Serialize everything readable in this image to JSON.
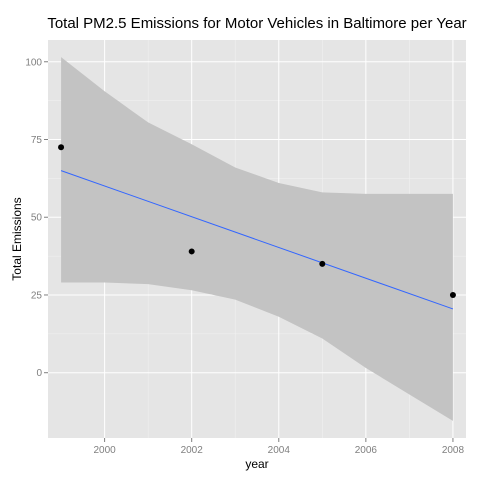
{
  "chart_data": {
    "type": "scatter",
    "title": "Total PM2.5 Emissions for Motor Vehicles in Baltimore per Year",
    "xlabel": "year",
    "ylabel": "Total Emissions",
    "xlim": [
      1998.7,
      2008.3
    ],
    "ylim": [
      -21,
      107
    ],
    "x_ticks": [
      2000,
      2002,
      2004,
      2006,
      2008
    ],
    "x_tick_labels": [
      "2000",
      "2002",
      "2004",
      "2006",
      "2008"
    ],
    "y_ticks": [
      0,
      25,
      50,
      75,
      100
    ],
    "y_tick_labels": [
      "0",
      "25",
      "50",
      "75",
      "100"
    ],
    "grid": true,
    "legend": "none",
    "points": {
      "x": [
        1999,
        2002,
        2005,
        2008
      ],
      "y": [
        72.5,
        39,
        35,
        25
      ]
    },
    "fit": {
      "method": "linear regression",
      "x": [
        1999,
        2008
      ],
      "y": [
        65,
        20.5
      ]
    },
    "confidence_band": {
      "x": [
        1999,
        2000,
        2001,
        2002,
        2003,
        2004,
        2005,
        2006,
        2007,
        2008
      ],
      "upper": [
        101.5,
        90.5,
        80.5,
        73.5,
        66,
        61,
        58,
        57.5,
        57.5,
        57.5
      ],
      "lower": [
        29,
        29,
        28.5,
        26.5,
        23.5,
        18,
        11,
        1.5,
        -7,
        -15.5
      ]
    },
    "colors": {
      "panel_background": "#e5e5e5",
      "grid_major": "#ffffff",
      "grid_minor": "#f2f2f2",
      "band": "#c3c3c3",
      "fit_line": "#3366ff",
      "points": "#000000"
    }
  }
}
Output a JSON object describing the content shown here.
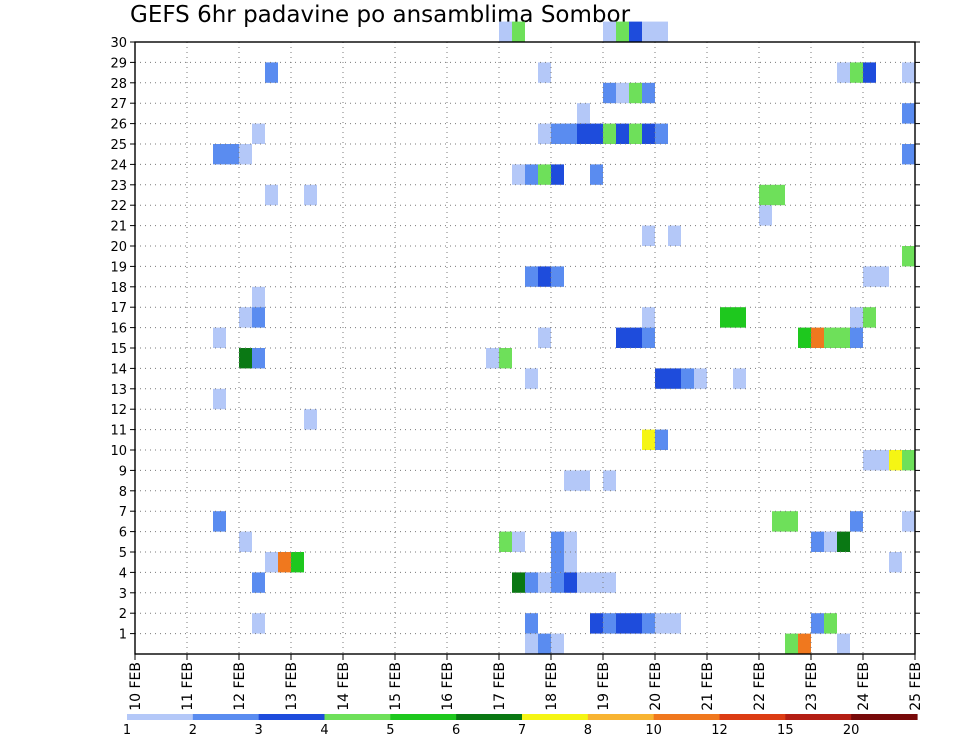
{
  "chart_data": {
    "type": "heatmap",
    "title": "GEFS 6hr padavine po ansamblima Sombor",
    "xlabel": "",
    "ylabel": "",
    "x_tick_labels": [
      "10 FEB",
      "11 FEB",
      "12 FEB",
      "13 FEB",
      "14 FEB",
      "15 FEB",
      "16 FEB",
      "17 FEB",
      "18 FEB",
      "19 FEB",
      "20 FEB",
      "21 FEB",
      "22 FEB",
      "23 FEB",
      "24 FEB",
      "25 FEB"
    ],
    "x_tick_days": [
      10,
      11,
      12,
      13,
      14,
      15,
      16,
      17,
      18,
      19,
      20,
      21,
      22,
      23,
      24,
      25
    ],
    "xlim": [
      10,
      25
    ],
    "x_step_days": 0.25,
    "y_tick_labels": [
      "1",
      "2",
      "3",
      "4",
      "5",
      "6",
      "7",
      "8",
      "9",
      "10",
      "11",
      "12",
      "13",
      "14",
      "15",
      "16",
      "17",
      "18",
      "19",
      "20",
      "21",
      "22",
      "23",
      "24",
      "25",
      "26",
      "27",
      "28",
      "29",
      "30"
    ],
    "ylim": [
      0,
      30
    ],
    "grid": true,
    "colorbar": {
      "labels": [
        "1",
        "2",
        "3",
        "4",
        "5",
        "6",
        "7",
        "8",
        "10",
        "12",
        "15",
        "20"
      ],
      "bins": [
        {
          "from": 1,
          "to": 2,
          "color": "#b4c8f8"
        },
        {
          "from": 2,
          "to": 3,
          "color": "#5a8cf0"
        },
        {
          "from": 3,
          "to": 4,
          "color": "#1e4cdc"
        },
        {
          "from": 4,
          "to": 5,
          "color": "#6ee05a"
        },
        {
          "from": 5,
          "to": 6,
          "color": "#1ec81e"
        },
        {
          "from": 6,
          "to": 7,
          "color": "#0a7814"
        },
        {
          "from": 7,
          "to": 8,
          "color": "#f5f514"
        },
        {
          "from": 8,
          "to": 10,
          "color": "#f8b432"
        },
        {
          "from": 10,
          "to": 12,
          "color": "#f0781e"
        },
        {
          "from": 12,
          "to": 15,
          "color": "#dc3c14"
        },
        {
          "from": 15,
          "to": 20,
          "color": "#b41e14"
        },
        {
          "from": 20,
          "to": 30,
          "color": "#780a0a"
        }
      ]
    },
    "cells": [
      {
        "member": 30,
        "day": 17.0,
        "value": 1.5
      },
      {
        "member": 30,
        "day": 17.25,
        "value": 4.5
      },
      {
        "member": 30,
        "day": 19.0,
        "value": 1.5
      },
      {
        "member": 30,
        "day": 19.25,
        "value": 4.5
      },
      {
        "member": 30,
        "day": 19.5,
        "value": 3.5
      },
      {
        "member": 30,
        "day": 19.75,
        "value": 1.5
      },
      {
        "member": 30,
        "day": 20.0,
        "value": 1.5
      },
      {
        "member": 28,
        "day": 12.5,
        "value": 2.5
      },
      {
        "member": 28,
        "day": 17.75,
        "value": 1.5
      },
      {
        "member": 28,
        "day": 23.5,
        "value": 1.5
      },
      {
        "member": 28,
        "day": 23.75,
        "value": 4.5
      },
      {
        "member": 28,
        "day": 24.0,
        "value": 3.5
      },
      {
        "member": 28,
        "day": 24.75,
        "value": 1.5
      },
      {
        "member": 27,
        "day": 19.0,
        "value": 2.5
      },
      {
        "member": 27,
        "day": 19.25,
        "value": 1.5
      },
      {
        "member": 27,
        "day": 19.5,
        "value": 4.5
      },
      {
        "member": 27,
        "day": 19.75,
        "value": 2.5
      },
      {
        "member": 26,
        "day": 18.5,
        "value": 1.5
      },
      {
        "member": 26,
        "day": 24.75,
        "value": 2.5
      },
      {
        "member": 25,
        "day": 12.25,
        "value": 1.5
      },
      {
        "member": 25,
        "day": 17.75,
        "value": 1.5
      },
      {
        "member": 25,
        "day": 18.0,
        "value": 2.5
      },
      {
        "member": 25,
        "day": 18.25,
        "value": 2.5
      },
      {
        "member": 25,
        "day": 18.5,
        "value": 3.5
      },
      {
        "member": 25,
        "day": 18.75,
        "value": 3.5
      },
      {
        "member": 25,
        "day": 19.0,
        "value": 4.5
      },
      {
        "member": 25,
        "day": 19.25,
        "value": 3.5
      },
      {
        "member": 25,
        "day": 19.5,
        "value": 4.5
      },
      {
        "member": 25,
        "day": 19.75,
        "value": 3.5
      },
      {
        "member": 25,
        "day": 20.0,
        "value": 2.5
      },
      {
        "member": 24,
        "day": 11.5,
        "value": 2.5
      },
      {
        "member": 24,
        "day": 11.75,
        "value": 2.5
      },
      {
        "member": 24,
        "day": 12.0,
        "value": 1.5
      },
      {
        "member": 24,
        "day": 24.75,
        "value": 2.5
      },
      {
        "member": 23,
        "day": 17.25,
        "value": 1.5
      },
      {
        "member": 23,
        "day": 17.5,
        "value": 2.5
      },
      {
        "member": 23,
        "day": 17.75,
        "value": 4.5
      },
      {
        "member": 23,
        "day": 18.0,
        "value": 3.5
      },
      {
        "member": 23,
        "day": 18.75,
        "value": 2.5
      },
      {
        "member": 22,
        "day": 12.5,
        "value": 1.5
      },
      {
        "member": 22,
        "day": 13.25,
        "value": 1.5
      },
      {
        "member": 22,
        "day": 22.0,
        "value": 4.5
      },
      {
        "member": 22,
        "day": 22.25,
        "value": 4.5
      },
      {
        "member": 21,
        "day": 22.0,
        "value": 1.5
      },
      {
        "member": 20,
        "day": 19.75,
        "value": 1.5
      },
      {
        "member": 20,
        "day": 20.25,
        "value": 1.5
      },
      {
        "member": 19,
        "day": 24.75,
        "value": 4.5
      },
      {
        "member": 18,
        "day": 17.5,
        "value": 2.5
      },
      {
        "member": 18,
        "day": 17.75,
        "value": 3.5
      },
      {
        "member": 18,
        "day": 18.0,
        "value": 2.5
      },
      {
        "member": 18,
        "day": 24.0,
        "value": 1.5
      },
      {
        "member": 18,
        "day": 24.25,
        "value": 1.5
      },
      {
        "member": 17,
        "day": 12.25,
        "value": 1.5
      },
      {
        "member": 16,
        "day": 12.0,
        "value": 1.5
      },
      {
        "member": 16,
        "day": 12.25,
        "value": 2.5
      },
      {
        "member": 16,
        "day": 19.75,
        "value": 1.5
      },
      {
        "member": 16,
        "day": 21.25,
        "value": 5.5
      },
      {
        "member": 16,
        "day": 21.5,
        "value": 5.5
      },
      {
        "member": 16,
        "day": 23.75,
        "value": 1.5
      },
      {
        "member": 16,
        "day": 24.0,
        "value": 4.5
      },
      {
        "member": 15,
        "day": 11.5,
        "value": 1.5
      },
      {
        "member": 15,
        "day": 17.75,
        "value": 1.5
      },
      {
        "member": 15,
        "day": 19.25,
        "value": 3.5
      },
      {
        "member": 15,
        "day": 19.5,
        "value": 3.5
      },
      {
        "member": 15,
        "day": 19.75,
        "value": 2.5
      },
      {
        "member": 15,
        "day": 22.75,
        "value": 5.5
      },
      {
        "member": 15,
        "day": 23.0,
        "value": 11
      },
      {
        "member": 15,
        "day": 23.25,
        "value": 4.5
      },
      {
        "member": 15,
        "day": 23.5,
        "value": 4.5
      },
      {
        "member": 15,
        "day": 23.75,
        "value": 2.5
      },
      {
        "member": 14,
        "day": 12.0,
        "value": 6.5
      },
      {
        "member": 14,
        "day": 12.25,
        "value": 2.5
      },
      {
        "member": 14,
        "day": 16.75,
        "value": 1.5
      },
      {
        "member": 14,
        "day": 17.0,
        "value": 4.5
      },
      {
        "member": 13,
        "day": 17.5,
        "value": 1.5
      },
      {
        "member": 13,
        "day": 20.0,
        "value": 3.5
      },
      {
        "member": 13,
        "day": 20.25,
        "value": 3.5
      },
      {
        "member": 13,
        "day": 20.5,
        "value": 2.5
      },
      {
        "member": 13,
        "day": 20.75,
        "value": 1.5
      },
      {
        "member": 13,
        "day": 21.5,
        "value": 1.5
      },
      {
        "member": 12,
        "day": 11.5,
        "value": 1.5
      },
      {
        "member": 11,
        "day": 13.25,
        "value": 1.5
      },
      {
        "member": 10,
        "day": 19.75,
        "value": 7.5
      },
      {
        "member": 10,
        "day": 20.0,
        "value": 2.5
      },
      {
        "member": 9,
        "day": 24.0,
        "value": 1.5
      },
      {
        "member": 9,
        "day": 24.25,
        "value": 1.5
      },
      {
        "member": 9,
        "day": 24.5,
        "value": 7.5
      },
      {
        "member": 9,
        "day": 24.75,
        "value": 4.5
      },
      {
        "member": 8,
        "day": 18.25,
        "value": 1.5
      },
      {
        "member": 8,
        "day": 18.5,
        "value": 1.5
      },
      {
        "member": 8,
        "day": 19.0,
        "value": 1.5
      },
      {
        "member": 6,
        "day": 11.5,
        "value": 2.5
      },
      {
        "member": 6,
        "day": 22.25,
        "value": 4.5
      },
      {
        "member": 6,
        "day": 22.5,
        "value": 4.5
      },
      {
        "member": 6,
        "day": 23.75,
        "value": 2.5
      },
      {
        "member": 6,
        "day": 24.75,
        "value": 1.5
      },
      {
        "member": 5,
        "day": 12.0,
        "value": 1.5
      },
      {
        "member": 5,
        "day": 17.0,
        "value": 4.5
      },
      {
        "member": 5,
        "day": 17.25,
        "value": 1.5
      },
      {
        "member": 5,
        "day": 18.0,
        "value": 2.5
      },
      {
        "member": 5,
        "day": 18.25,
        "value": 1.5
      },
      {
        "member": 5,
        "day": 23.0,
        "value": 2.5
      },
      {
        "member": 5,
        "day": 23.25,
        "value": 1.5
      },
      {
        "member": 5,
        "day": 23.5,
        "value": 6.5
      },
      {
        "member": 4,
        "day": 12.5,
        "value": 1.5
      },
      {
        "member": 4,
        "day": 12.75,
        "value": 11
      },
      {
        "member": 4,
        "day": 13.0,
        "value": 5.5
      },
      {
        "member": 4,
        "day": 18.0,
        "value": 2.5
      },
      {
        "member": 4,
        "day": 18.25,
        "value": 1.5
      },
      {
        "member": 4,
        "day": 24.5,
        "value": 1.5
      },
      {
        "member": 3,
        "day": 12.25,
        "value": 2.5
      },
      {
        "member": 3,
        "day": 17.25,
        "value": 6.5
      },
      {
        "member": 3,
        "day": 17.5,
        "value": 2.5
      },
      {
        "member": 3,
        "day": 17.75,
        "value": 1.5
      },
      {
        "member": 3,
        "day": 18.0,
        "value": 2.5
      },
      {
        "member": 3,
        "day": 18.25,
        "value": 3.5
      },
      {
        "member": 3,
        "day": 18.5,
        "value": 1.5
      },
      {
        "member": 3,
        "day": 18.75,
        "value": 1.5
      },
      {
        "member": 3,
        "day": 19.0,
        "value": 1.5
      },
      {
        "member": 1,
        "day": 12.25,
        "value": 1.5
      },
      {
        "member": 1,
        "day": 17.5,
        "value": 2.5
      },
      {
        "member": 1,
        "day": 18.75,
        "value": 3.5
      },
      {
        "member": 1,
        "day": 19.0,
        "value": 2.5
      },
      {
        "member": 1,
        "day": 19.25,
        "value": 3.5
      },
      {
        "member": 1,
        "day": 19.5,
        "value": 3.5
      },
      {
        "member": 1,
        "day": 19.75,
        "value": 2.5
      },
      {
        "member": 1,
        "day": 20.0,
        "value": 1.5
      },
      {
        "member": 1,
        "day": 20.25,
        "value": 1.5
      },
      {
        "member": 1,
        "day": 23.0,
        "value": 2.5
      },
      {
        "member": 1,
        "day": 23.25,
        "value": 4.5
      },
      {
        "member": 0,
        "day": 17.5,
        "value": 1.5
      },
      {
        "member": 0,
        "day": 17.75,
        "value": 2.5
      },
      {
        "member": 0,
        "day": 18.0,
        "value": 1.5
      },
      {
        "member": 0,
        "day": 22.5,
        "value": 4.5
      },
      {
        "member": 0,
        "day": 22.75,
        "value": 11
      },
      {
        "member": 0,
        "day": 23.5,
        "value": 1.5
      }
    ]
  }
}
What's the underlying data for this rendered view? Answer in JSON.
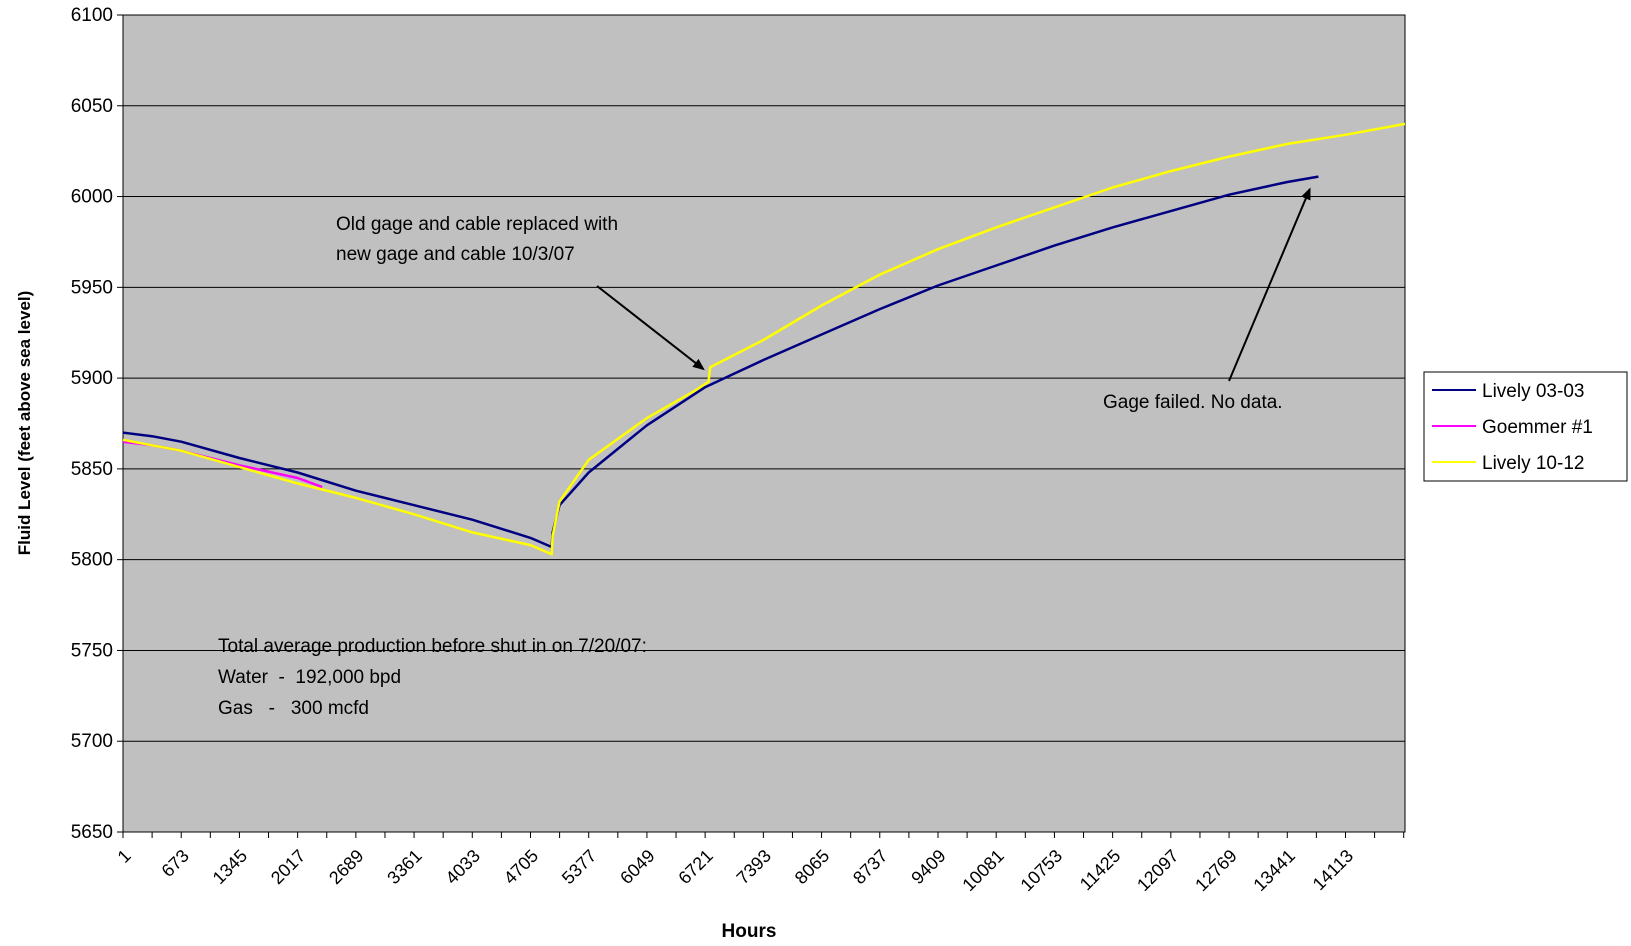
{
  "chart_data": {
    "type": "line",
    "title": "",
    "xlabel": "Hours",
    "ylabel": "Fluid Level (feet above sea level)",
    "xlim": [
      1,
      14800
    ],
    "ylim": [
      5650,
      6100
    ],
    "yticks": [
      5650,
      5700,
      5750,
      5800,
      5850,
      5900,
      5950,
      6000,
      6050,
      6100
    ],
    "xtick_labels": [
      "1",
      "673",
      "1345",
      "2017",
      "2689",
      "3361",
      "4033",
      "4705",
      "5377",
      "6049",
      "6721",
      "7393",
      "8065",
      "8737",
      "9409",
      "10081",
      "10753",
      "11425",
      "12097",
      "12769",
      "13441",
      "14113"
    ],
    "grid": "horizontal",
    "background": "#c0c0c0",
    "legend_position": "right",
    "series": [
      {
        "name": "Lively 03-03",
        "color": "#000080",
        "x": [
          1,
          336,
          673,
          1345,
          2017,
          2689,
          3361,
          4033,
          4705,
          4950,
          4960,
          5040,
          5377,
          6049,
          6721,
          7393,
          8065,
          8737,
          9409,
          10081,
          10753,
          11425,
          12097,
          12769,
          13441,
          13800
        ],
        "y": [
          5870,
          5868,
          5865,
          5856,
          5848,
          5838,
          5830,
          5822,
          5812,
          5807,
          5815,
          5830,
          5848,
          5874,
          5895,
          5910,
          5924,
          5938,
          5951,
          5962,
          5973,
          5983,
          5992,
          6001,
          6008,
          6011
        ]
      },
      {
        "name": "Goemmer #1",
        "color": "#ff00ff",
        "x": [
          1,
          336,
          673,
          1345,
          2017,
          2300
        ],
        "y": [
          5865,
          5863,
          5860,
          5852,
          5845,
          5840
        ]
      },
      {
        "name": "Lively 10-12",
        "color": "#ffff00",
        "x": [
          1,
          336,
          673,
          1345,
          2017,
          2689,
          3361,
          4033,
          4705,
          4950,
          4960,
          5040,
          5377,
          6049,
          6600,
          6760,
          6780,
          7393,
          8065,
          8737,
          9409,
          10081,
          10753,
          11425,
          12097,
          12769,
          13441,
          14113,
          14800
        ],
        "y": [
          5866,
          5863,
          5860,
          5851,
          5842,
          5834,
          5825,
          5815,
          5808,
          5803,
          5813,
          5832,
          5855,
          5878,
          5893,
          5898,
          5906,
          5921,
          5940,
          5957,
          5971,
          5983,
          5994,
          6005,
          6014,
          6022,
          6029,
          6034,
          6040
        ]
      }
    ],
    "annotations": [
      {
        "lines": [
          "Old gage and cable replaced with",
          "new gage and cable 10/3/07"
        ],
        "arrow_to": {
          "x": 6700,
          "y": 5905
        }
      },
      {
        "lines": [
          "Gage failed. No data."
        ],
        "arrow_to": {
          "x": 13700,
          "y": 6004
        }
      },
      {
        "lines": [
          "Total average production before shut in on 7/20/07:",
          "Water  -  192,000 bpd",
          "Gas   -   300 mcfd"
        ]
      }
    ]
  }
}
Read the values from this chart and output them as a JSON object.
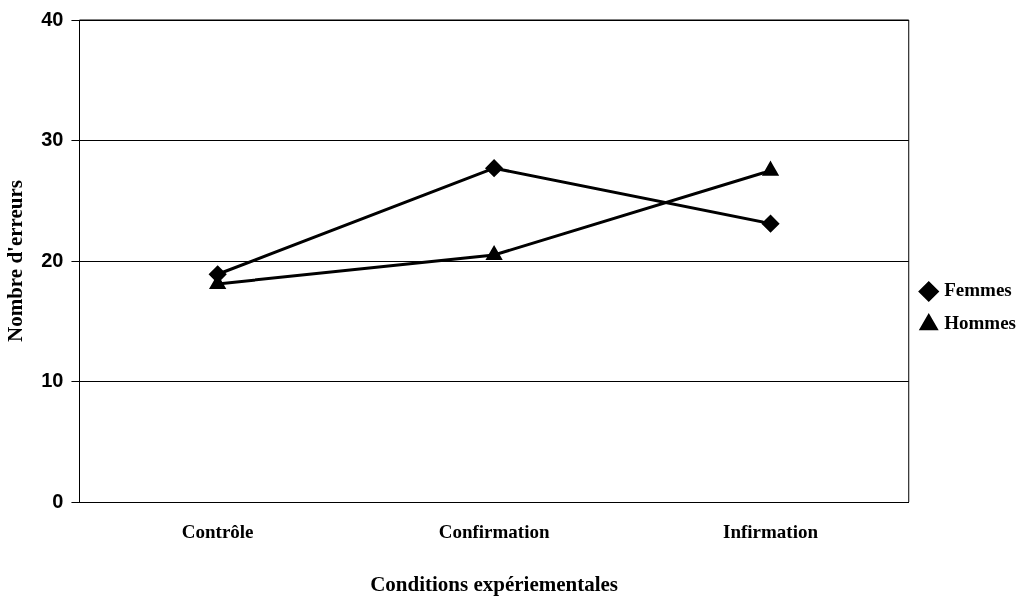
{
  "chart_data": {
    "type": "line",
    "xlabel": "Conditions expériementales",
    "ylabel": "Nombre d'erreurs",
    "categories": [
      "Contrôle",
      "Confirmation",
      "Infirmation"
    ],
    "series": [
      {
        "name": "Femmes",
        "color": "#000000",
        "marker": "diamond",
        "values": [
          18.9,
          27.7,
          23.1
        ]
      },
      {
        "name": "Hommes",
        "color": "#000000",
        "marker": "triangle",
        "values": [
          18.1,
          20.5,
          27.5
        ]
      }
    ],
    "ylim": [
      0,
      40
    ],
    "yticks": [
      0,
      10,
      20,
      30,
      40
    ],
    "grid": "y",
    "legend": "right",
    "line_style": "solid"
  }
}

________________________

Stated problem: Return each full line of the entries that contains the word "name".

Reply to the exercise:
        "name": "Lively 03-03",
        "name": "Goemmer #1",
        "name": "Lively 10-12",
        "name": "Femmes",
        "name": "Hommes",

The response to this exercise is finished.